GOAL |
Answer with one number only: the number of lines that include the word "Regression".

ENTRIES PROVIDED |
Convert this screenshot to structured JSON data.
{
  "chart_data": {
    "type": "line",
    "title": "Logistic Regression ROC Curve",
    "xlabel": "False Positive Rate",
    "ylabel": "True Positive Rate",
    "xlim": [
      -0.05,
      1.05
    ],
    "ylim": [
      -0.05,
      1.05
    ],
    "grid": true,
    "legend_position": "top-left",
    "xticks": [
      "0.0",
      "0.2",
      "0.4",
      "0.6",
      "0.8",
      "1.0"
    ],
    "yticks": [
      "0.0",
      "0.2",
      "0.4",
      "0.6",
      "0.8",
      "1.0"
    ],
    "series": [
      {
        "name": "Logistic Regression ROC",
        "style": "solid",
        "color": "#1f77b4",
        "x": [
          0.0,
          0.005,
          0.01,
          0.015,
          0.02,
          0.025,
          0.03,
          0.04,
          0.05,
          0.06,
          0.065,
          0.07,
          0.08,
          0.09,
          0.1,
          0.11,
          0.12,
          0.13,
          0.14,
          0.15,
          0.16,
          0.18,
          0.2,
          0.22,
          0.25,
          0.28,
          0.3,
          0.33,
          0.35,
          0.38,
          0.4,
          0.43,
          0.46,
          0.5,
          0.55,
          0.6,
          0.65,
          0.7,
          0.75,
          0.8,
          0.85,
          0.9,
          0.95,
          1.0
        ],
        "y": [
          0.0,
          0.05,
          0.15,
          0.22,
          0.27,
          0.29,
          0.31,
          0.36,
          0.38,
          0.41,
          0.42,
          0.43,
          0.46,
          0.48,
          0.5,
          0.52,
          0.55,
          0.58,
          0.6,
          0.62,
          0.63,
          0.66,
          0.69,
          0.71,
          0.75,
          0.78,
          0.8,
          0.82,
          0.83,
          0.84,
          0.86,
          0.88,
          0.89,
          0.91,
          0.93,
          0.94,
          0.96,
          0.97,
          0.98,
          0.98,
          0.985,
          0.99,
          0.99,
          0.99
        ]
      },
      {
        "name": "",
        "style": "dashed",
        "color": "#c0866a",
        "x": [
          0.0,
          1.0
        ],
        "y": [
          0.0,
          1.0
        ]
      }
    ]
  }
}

RESPONSE BELOW |
2